◆ **WHAT THIS TASK INVOLVES**
Find each line with the word "placement" and state how many there are, nothing more.
#### INPUT FOR THIS TASK ####
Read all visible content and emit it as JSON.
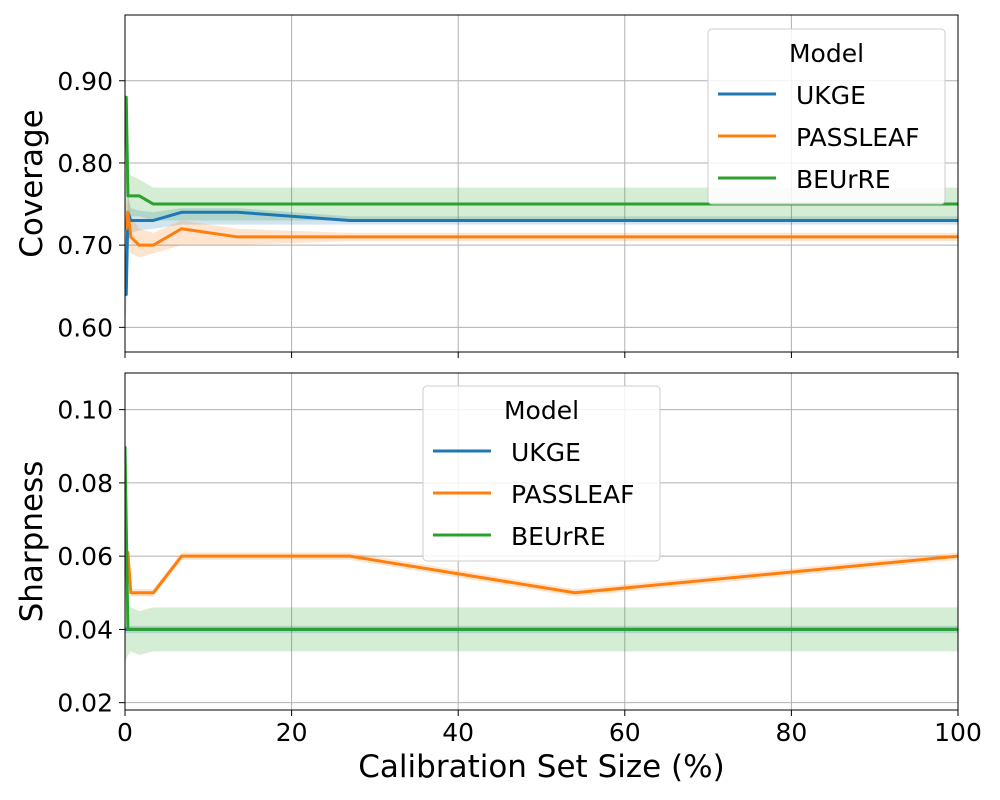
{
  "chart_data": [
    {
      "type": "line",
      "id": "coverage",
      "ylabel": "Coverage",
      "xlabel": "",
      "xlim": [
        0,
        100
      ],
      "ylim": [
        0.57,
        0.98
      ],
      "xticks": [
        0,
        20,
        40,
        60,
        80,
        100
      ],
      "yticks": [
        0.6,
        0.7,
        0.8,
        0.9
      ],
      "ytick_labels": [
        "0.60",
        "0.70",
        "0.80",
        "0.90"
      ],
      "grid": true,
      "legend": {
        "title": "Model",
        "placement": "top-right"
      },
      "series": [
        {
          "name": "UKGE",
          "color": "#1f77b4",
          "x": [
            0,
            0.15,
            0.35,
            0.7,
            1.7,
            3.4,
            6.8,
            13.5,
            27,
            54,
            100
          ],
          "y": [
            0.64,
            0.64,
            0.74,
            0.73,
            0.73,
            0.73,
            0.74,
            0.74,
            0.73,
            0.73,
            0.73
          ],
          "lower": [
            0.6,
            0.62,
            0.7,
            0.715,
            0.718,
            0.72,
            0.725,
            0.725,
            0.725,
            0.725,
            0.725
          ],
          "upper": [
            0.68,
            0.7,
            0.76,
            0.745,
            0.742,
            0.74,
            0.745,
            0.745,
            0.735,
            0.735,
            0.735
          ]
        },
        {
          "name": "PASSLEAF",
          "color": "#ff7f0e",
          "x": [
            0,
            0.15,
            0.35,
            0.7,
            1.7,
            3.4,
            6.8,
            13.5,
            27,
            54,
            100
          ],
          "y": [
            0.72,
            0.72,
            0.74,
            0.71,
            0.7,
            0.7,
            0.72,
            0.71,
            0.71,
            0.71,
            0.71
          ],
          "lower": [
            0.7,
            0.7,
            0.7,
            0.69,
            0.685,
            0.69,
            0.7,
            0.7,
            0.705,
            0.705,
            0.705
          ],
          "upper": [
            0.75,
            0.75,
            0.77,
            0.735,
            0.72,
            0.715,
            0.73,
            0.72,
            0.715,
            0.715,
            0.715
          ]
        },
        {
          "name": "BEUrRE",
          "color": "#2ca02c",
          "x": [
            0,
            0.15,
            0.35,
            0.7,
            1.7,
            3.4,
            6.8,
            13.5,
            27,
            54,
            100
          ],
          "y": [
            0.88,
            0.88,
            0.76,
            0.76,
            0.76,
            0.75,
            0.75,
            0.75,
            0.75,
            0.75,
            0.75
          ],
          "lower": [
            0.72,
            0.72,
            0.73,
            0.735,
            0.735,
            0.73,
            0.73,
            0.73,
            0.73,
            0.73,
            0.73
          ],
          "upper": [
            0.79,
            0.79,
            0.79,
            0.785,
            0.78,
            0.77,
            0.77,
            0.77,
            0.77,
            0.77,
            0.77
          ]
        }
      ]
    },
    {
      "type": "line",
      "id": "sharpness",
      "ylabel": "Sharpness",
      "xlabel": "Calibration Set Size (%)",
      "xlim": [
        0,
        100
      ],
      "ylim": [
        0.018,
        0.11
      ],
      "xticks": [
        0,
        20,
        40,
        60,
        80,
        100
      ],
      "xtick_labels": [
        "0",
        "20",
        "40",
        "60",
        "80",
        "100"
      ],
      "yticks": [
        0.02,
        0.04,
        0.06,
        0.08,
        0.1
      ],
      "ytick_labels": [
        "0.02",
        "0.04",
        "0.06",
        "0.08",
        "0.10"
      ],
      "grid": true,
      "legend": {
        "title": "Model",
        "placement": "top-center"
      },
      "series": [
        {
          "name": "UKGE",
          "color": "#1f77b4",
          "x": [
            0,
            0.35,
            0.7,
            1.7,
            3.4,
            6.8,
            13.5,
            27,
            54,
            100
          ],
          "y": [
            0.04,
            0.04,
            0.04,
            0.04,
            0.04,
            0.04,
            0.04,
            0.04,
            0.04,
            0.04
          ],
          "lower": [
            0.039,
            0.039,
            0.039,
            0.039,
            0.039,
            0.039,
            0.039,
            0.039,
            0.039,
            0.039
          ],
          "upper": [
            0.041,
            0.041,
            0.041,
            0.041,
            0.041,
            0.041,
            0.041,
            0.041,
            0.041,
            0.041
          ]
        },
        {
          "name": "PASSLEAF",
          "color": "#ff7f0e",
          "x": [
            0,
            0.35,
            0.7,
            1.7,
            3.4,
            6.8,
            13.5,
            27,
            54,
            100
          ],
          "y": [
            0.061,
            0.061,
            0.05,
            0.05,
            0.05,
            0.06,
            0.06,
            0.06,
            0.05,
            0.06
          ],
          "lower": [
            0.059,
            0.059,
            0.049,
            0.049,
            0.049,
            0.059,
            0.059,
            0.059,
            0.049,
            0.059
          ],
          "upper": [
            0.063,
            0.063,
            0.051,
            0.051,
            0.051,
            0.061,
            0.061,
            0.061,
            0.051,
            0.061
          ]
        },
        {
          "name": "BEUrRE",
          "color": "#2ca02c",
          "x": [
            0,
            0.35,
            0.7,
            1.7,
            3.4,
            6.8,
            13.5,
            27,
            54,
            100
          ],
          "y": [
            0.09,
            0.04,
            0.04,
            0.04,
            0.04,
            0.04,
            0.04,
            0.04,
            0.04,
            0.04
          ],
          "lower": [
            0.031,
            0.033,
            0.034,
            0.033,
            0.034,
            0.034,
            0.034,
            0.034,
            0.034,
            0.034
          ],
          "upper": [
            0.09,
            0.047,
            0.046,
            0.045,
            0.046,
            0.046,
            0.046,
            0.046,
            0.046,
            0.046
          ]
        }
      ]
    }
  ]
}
####
◆ **SOLUTION TO THE EXERCISE**
2